To do - Can you find the lines of the listing that include "الرئيسية" and copy every one?

Material supplied -
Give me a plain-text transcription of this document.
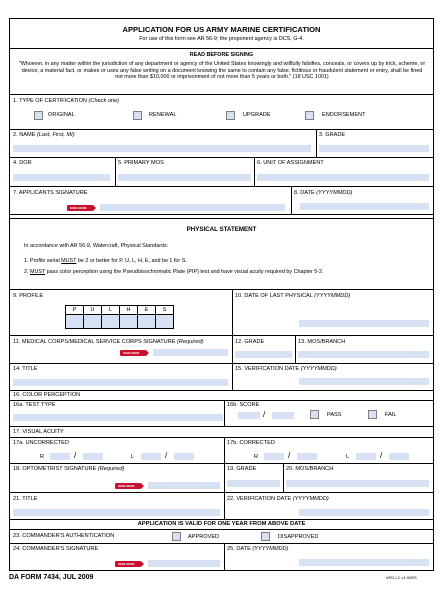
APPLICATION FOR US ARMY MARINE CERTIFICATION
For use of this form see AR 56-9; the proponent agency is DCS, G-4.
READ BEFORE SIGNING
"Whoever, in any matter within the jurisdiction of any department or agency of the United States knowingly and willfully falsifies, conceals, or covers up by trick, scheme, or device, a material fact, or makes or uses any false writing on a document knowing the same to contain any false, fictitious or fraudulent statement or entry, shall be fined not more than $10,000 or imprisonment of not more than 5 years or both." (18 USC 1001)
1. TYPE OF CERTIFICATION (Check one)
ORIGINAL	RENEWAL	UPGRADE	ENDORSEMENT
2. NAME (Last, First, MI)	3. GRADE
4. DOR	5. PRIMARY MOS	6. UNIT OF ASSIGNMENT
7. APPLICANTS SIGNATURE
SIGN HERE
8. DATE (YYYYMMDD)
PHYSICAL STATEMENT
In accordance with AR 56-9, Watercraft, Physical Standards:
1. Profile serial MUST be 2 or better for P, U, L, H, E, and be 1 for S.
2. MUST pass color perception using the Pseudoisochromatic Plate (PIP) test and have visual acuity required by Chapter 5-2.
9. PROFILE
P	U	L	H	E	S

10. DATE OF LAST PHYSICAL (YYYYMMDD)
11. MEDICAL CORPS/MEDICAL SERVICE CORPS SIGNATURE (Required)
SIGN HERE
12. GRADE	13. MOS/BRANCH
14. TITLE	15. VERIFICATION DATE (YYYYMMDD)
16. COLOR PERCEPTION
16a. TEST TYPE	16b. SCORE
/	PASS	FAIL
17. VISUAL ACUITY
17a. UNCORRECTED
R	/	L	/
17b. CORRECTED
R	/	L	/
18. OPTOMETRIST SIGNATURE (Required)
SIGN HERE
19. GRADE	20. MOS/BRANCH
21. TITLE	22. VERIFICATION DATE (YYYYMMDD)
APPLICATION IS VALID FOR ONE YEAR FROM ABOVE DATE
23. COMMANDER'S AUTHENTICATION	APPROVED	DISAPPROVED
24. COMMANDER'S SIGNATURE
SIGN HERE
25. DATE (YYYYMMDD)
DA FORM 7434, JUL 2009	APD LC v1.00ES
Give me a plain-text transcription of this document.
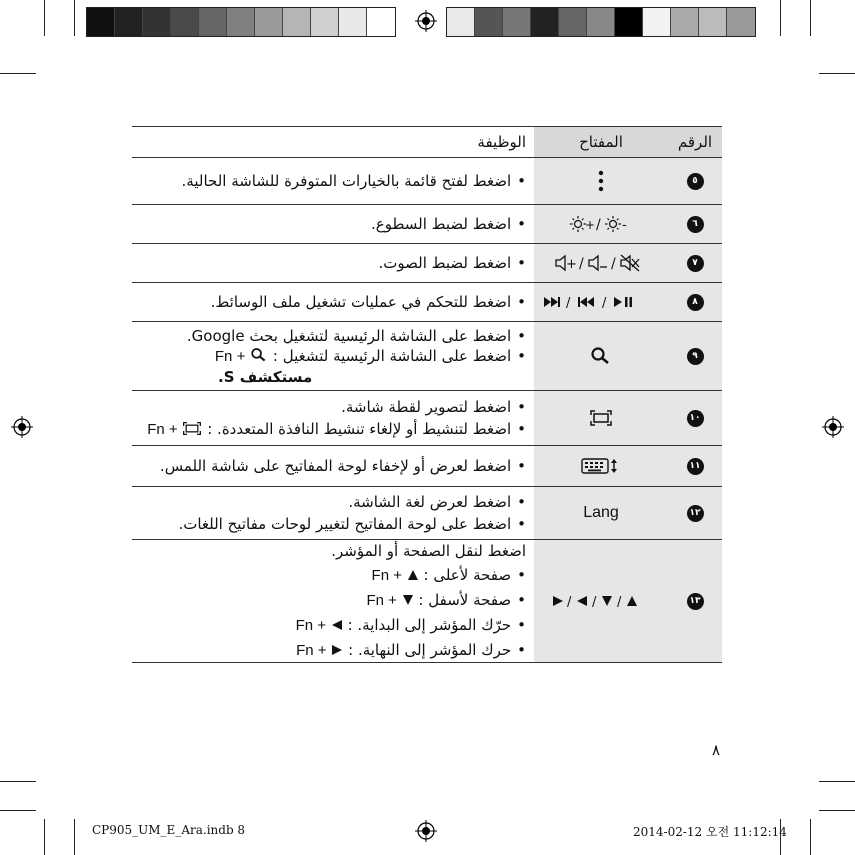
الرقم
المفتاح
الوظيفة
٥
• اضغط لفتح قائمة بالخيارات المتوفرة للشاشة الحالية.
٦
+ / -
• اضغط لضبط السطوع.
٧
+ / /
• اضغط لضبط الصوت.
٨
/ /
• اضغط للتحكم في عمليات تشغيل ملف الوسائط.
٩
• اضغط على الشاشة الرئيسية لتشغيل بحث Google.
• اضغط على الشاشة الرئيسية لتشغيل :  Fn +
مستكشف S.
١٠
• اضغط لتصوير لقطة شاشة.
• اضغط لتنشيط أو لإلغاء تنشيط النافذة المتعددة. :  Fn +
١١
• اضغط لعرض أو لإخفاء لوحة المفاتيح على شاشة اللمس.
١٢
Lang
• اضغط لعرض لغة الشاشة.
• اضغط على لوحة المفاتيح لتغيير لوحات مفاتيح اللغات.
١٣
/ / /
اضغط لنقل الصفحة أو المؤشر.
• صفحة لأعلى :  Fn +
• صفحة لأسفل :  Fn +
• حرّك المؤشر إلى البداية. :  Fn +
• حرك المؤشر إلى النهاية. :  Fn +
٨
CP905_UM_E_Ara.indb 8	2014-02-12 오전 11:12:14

...

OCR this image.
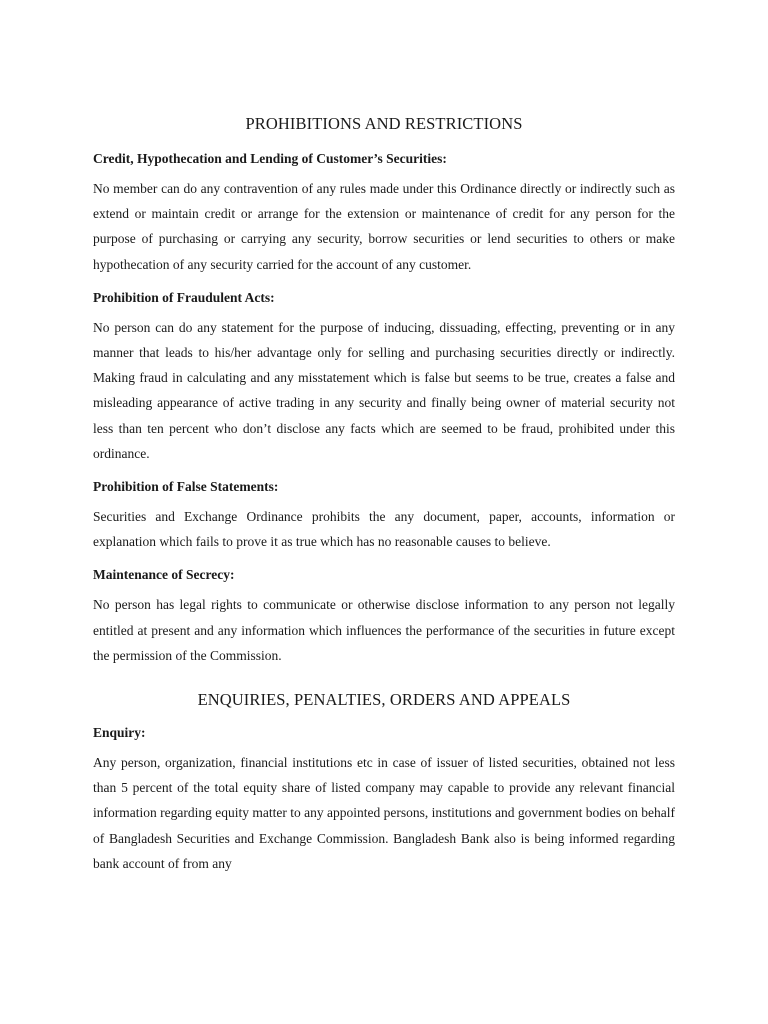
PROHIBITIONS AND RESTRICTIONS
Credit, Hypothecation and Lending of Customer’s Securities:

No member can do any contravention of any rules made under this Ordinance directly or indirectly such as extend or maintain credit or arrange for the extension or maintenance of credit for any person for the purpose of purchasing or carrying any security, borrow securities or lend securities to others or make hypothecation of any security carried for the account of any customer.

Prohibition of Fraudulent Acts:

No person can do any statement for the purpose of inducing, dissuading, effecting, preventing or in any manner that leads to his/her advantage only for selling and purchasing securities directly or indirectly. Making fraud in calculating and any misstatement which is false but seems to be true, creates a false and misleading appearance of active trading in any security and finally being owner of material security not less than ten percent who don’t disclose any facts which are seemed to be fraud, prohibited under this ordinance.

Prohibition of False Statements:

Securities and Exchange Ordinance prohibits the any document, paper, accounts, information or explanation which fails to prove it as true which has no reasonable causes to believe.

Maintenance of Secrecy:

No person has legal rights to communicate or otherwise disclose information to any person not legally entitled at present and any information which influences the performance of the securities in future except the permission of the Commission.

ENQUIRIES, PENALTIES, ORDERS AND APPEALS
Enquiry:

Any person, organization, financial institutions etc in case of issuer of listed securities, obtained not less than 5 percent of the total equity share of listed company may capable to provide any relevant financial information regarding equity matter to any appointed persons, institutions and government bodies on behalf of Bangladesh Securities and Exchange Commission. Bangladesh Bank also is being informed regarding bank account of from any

---

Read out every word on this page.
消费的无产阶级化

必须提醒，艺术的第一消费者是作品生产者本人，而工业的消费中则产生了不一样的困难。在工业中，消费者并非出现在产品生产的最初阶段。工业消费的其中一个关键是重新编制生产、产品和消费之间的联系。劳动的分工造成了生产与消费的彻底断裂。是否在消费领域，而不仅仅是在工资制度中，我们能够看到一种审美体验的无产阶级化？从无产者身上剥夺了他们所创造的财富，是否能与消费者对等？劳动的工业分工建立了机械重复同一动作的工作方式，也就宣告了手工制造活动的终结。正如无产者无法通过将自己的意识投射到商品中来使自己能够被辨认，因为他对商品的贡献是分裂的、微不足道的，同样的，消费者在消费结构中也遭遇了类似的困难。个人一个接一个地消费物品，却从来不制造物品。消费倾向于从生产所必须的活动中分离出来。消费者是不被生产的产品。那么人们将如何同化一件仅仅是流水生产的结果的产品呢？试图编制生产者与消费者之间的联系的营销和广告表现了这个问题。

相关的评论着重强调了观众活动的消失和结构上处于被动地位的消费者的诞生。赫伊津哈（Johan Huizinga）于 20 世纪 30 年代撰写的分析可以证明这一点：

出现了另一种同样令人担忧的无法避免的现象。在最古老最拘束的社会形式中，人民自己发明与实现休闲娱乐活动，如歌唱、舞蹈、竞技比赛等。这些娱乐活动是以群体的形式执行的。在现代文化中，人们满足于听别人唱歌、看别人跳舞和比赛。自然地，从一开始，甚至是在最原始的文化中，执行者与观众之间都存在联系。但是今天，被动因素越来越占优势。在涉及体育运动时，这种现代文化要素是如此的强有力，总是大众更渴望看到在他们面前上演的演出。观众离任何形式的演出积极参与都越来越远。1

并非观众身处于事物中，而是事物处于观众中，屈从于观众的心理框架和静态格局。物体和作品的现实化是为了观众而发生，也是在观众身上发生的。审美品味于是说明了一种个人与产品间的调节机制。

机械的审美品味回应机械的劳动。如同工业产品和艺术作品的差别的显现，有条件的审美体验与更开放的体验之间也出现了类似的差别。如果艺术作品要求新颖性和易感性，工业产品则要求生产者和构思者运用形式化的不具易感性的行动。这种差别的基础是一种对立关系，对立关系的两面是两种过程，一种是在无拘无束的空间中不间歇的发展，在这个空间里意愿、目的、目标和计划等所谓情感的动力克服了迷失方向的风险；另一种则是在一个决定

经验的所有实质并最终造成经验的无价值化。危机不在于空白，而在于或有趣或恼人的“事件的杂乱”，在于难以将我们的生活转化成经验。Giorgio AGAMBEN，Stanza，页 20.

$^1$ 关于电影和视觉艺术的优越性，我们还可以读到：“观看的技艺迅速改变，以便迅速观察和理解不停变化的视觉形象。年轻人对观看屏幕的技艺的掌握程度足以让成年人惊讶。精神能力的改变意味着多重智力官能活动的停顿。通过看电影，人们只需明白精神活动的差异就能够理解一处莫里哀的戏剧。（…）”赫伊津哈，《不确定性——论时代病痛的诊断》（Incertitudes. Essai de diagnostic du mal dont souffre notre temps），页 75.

Task result -
• اضغط على الشاشة الرئيسية لتشغيل بحث Google.
• اضغط على الشاشة الرئيسية لتشغيل :  Fn +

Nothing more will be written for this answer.